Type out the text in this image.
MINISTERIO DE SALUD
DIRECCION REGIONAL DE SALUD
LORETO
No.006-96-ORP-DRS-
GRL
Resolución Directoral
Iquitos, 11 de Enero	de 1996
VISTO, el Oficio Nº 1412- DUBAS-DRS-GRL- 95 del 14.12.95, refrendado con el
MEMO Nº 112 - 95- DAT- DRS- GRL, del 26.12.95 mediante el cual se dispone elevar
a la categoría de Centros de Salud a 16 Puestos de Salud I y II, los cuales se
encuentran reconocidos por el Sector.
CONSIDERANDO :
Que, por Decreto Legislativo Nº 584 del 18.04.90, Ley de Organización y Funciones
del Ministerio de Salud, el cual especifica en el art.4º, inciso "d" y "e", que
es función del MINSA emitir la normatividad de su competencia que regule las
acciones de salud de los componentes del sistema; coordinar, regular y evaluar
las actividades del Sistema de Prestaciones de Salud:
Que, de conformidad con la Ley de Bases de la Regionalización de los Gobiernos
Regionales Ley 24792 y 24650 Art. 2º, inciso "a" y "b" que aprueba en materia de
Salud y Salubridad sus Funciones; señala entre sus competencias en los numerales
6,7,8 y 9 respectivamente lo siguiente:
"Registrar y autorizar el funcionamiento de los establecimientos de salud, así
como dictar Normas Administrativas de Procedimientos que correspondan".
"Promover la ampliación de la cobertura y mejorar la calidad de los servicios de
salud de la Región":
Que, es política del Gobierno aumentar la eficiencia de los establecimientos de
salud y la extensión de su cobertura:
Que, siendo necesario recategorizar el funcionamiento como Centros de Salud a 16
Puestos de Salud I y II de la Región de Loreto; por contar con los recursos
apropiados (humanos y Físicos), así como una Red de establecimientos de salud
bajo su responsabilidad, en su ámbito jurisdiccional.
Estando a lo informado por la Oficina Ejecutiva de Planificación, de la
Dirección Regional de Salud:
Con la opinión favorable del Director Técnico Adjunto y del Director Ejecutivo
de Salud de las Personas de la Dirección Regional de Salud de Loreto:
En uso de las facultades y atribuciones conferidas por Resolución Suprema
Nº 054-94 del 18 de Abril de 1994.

=====

Goal: Of the lines in this listing, how many contain "Funciones"? Reply with the number and nothing more.

Result below: 2